■ **Rows**:
-=-=-

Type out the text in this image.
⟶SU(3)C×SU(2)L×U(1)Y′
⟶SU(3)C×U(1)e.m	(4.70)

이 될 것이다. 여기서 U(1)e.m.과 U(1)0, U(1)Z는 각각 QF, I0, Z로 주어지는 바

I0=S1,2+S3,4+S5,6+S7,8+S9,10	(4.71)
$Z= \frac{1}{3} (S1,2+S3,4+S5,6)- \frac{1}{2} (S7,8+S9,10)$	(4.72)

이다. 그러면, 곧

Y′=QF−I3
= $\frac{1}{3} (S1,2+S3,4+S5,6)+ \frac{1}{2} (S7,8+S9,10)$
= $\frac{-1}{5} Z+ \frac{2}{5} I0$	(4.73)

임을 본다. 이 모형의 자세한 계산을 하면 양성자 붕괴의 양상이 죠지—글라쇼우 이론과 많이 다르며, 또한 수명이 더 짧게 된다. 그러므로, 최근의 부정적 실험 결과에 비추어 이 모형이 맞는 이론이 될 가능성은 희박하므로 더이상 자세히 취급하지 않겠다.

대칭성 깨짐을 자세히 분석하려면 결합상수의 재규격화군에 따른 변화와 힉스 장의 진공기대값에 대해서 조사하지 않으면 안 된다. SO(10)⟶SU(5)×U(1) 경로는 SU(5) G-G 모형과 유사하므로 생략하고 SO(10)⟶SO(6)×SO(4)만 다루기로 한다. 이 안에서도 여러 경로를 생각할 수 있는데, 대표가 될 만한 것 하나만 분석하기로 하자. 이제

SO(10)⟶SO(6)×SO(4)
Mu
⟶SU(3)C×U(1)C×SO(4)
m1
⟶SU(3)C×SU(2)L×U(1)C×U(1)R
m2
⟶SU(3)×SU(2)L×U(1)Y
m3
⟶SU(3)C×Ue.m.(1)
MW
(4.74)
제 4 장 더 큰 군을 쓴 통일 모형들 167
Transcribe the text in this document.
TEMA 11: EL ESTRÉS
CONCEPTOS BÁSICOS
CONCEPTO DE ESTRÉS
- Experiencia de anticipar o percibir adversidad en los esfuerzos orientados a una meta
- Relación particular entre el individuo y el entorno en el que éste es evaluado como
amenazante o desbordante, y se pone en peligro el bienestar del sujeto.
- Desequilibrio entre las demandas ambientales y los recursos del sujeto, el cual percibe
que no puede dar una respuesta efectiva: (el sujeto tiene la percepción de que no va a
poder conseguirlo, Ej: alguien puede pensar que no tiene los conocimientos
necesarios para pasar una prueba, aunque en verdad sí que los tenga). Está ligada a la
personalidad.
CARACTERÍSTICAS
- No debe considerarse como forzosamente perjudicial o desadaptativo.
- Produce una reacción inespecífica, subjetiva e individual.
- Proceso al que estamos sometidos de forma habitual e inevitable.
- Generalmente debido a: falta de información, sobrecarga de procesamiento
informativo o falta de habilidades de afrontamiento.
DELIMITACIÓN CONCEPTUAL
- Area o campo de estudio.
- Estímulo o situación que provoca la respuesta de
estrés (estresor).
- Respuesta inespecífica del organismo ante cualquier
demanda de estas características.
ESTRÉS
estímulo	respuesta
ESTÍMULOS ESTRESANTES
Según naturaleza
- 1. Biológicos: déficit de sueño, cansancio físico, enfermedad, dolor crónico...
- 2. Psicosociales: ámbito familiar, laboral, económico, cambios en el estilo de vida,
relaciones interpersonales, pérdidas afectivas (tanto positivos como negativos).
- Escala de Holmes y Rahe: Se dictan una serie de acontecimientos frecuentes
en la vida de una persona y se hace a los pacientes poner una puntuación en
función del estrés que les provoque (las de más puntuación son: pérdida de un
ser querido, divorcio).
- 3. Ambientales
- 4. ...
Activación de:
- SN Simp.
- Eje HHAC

-=-=-

■ **Written problem**: From the records above, extract every entry exactly as given.

■ **Response**:
Type out the text in this image.
⟶SU(3)C×SU(2)L×U(1)Y′
⟶SU(3)C×U(1)e.m	(4.70)

이 될 것이다. 여기서 U(1)e.m.과 U(1)0, U(1)Z는 각각 QF, I0, Z로 주어지는 바

I0=S1,2+S3,4+S5,6+S7,8+S9,10	(4.71)
$Z= \frac{1}{3} (S1,2+S3,4+S5,6)- \frac{1}{2} (S7,8+S9,10)$	(4.72)

이다. 그러면, 곧

Y′=QF−I3
= $\frac{1}{3} (S1,2+S3,4+S5,6)+ \frac{1}{2} (S7,8+S9,10)$
= $\frac{-1}{5} Z+ \frac{2}{5} I0$	(4.73)

임을 본다. 이 모형의 자세한 계산을 하면 양성자 붕괴의 양상이 죠지—글라쇼우 이론과 많이 다르며, 또한 수명이 더 짧게 된다. 그러므로, 최근의 부정적 실험 결과에 비추어 이 모형이 맞는 이론이 될 가능성은 희박하므로 더이상 자세히 취급하지 않겠다.

대칭성 깨짐을 자세히 분석하려면 결합상수의 재규격화군에 따른 변화와 힉스 장의 진공기대값에 대해서 조사하지 않으면 안 된다. SO(10)⟶SU(5)×U(1) 경로는 SU(5) G-G 모형과 유사하므로 생략하고 SO(10)⟶SO(6)×SO(4)만 다루기로 한다. 이 안에서도 여러 경로를 생각할 수 있는데, 대표가 될 만한 것 하나만 분석하기로 하자. 이제

SO(10)⟶SO(6)×SO(4)
Mu
⟶SU(3)C×U(1)C×SO(4)
m1
⟶SU(3)C×SU(2)L×U(1)C×U(1)R
m2
⟶SU(3)×SU(2)L×U(1)Y
m3
⟶SU(3)C×Ue.m.(1)
MW
(4.74)
제 4 장 더 큰 군을 쓴 통일 모형들 167
Transcribe the text in this document.
TEMA 11: EL ESTRÉS
CONCEPTOS BÁSICOS
CONCEPTO DE ESTRÉS
- Experiencia de anticipar o percibir adversidad en los esfuerzos orientados a una meta
- Relación particular entre el individuo y el entorno en el que éste es evaluado como
amenazante o desbordante, y se pone en peligro el bienestar del sujeto.
- Desequilibrio entre las demandas ambientales y los recursos del sujeto, el cual percibe
que no puede dar una respuesta efectiva: (el sujeto tiene la percepción de que no va a
poder conseguirlo, Ej: alguien puede pensar que no tiene los conocimientos
necesarios para pasar una prueba, aunque en verdad sí que los tenga). Está ligada a la
personalidad.
CARACTERÍSTICAS
- No debe considerarse como forzosamente perjudicial o desadaptativo.
- Produce una reacción inespecífica, subjetiva e individual.
- Proceso al que estamos sometidos de forma habitual e inevitable.
- Generalmente debido a: falta de información, sobrecarga de procesamiento
informativo o falta de habilidades de afrontamiento.
DELIMITACIÓN CONCEPTUAL
- Area o campo de estudio.
- Estímulo o situación que provoca la respuesta de
estrés (estresor).
- Respuesta inespecífica del organismo ante cualquier
demanda de estas características.
ESTRÉS
estímulo	respuesta
ESTÍMULOS ESTRESANTES
Según naturaleza
- 1. Biológicos: déficit de sueño, cansancio físico, enfermedad, dolor crónico...
- 2. Psicosociales: ámbito familiar, laboral, económico, cambios en el estilo de vida,
relaciones interpersonales, pérdidas afectivas (tanto positivos como negativos).
- Escala de Holmes y Rahe: Se dictan una serie de acontecimientos frecuentes
en la vida de una persona y se hace a los pacientes poner una puntuación en
función del estrés que les provoque (las de más puntuación son: pérdida de un
ser querido, divorcio).
- 3. Ambientales
- 4. ...
Activación de:
- SN Simp.
- Eje HHAC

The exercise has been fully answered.